[begin Material provided]

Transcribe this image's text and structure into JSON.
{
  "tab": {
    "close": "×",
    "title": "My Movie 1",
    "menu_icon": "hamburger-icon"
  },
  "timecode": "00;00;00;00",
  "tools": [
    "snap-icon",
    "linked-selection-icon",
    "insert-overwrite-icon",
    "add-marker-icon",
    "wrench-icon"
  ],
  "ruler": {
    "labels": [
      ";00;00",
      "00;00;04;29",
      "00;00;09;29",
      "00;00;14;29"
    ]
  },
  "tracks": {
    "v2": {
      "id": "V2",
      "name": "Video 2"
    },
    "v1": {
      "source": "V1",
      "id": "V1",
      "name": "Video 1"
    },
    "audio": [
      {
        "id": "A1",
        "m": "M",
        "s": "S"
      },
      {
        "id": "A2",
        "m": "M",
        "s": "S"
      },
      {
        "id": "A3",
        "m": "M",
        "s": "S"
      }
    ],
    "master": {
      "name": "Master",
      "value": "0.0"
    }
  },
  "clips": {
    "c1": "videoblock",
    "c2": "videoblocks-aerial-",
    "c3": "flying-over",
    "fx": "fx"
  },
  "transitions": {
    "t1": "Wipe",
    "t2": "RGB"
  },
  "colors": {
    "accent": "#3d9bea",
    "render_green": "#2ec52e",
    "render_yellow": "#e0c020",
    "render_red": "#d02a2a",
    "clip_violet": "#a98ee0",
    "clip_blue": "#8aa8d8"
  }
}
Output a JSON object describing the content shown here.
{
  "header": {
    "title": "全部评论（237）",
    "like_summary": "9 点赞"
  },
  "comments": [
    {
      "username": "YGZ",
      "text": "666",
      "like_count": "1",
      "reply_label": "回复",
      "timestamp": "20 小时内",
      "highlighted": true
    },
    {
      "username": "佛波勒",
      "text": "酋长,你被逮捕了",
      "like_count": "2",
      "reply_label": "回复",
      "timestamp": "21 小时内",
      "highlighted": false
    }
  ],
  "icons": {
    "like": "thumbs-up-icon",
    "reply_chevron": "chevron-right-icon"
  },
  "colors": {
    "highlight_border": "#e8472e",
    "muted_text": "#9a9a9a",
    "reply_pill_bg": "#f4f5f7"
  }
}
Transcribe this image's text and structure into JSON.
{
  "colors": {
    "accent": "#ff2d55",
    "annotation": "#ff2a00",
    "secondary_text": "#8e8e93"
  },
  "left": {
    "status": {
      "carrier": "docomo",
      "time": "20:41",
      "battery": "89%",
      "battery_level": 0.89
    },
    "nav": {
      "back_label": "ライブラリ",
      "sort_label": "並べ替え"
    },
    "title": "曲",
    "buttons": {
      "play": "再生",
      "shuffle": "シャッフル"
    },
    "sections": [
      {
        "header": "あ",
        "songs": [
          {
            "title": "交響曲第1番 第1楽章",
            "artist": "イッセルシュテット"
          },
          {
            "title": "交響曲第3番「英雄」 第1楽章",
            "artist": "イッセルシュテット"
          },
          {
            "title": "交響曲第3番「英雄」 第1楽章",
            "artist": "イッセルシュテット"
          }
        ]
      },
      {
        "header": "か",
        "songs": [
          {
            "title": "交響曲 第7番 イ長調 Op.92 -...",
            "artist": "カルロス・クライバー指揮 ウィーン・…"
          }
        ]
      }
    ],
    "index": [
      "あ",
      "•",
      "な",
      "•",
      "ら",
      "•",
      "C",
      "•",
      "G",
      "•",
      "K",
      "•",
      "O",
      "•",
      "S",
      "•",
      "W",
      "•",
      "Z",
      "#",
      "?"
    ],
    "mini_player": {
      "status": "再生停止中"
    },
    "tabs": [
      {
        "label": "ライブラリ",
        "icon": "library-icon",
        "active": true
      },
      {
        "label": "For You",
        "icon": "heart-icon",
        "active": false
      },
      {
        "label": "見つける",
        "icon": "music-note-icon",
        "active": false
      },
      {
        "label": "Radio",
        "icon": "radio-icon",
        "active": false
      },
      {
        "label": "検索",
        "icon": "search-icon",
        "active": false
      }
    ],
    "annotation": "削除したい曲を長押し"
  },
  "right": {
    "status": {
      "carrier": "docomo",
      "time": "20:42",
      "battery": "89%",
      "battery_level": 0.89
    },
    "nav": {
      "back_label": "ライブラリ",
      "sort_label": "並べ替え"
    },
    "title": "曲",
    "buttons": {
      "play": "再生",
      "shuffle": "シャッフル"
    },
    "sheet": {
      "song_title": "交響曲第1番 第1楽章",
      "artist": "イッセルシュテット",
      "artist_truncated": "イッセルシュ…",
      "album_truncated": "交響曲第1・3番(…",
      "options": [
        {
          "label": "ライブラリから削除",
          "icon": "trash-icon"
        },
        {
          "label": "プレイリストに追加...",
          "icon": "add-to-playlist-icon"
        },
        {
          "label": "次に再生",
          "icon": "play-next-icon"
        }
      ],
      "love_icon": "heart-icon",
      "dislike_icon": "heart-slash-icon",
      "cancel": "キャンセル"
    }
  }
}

[end Material provided]

[What is required]
Print out the whole listing exactly as it appears.

[Result]
Transcribe this image's text and structure into JSON.
{
  "tab": {
    "close": "×",
    "title": "My Movie 1",
    "menu_icon": "hamburger-icon"
  },
  "timecode": "00;00;00;00",
  "tools": [
    "snap-icon",
    "linked-selection-icon",
    "insert-overwrite-icon",
    "add-marker-icon",
    "wrench-icon"
  ],
  "ruler": {
    "labels": [
      ";00;00",
      "00;00;04;29",
      "00;00;09;29",
      "00;00;14;29"
    ]
  },
  "tracks": {
    "v2": {
      "id": "V2",
      "name": "Video 2"
    },
    "v1": {
      "source": "V1",
      "id": "V1",
      "name": "Video 1"
    },
    "audio": [
      {
        "id": "A1",
        "m": "M",
        "s": "S"
      },
      {
        "id": "A2",
        "m": "M",
        "s": "S"
      },
      {
        "id": "A3",
        "m": "M",
        "s": "S"
      }
    ],
    "master": {
      "name": "Master",
      "value": "0.0"
    }
  },
  "clips": {
    "c1": "videoblock",
    "c2": "videoblocks-aerial-",
    "c3": "flying-over",
    "fx": "fx"
  },
  "transitions": {
    "t1": "Wipe",
    "t2": "RGB"
  },
  "colors": {
    "accent": "#3d9bea",
    "render_green": "#2ec52e",
    "render_yellow": "#e0c020",
    "render_red": "#d02a2a",
    "clip_violet": "#a98ee0",
    "clip_blue": "#8aa8d8"
  }
}
Output a JSON object describing the content shown here.
{
  "header": {
    "title": "全部评论（237）",
    "like_summary": "9 点赞"
  },
  "comments": [
    {
      "username": "YGZ",
      "text": "666",
      "like_count": "1",
      "reply_label": "回复",
      "timestamp": "20 小时内",
      "highlighted": true
    },
    {
      "username": "佛波勒",
      "text": "酋长,你被逮捕了",
      "like_count": "2",
      "reply_label": "回复",
      "timestamp": "21 小时内",
      "highlighted": false
    }
  ],
  "icons": {
    "like": "thumbs-up-icon",
    "reply_chevron": "chevron-right-icon"
  },
  "colors": {
    "highlight_border": "#e8472e",
    "muted_text": "#9a9a9a",
    "reply_pill_bg": "#f4f5f7"
  }
}
Transcribe this image's text and structure into JSON.
{
  "colors": {
    "accent": "#ff2d55",
    "annotation": "#ff2a00",
    "secondary_text": "#8e8e93"
  },
  "left": {
    "status": {
      "carrier": "docomo",
      "time": "20:41",
      "battery": "89%",
      "battery_level": 0.89
    },
    "nav": {
      "back_label": "ライブラリ",
      "sort_label": "並べ替え"
    },
    "title": "曲",
    "buttons": {
      "play": "再生",
      "shuffle": "シャッフル"
    },
    "sections": [
      {
        "header": "あ",
        "songs": [
          {
            "title": "交響曲第1番 第1楽章",
            "artist": "イッセルシュテット"
          },
          {
            "title": "交響曲第3番「英雄」 第1楽章",
            "artist": "イッセルシュテット"
          },
          {
            "title": "交響曲第3番「英雄」 第1楽章",
            "artist": "イッセルシュテット"
          }
        ]
      },
      {
        "header": "か",
        "songs": [
          {
            "title": "交響曲 第7番 イ長調 Op.92 -...",
            "artist": "カルロス・クライバー指揮 ウィーン・…"
          }
        ]
      }
    ],
    "index": [
      "あ",
      "•",
      "な",
      "•",
      "ら",
      "•",
      "C",
      "•",
      "G",
      "•",
      "K",
      "•",
      "O",
      "•",
      "S",
      "•",
      "W",
      "•",
      "Z",
      "#",
      "?"
    ],
    "mini_player": {
      "status": "再生停止中"
    },
    "tabs": [
      {
        "label": "ライブラリ",
        "icon": "library-icon",
        "active": true
      },
      {
        "label": "For You",
        "icon": "heart-icon",
        "active": false
      },
      {
        "label": "見つける",
        "icon": "music-note-icon",
        "active": false
      },
      {
        "label": "Radio",
        "icon": "radio-icon",
        "active": false
      },
      {
        "label": "検索",
        "icon": "search-icon",
        "active": false
      }
    ],
    "annotation": "削除したい曲を長押し"
  },
  "right": {
    "status": {
      "carrier": "docomo",
      "time": "20:42",
      "battery": "89%",
      "battery_level": 0.89
    },
    "nav": {
      "back_label": "ライブラリ",
      "sort_label": "並べ替え"
    },
    "title": "曲",
    "buttons": {
      "play": "再生",
      "shuffle": "シャッフル"
    },
    "sheet": {
      "song_title": "交響曲第1番 第1楽章",
      "artist": "イッセルシュテット",
      "artist_truncated": "イッセルシュ…",
      "album_truncated": "交響曲第1・3番(…",
      "options": [
        {
          "label": "ライブラリから削除",
          "icon": "trash-icon"
        },
        {
          "label": "プレイリストに追加...",
          "icon": "add-to-playlist-icon"
        },
        {
          "label": "次に再生",
          "icon": "play-next-icon"
        }
      ],
      "love_icon": "heart-icon",
      "dislike_icon": "heart-slash-icon",
      "cancel": "キャンセル"
    }
  }
}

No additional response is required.